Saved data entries

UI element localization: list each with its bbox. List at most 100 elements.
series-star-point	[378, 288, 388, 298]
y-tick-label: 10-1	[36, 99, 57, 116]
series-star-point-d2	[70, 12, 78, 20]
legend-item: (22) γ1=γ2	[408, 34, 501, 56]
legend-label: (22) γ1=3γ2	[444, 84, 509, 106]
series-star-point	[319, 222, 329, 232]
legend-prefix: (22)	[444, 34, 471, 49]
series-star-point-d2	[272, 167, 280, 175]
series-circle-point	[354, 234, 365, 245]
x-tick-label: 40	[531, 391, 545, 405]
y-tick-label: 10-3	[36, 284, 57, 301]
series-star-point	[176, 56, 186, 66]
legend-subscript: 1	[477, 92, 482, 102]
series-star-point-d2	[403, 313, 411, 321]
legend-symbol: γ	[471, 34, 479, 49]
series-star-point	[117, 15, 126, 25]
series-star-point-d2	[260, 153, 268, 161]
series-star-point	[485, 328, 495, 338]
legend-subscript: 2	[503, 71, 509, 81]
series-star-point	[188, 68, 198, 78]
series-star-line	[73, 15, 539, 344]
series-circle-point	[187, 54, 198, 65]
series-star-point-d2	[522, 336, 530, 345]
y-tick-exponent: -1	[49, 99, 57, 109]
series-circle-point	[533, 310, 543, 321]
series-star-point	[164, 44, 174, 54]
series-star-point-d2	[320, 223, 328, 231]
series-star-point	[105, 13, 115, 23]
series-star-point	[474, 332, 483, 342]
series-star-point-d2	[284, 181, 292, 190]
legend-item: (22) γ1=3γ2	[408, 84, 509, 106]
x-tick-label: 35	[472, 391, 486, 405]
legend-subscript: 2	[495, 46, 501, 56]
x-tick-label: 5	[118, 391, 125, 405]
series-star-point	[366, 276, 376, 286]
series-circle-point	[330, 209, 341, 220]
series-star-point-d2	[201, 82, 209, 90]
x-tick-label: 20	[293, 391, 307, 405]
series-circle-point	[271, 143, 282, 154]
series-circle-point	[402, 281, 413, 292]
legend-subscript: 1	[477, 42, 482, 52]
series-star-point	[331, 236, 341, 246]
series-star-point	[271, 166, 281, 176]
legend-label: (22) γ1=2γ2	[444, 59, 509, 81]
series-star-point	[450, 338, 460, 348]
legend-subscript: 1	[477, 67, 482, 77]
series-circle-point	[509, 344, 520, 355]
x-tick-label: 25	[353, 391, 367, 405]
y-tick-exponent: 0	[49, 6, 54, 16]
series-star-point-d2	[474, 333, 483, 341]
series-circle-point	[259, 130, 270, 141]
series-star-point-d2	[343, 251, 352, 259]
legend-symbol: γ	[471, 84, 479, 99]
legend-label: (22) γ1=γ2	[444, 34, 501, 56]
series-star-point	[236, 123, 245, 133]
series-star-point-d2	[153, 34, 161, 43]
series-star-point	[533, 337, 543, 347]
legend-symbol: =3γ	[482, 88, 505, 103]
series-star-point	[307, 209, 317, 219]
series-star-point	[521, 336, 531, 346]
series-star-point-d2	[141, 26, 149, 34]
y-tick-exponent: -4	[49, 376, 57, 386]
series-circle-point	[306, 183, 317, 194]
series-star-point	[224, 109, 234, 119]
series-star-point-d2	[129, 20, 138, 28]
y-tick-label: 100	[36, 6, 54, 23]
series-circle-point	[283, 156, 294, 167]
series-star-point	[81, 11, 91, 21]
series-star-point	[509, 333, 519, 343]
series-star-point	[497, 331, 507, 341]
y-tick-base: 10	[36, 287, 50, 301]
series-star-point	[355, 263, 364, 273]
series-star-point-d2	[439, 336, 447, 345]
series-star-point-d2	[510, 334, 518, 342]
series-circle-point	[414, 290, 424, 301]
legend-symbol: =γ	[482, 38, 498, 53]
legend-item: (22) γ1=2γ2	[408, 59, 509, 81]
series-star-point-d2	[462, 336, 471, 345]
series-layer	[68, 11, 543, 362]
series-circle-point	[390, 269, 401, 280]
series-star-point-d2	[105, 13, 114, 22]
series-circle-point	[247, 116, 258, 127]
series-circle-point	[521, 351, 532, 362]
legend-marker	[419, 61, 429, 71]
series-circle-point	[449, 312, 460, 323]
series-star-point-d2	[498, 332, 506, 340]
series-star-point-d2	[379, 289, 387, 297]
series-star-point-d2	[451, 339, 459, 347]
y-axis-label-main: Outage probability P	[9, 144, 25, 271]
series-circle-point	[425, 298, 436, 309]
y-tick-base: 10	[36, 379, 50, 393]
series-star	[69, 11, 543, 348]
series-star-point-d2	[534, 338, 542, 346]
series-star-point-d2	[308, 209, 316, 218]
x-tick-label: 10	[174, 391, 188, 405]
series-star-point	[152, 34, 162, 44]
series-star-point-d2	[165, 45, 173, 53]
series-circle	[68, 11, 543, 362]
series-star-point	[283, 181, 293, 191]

◆ Instructions for the task
Which lines in the records contain the string "base"? Copy each of those lines in full, treating case as significant.

◆ Solution
y-tick-base: 10	[36, 287, 50, 301]
y-tick-base: 10	[36, 379, 50, 393]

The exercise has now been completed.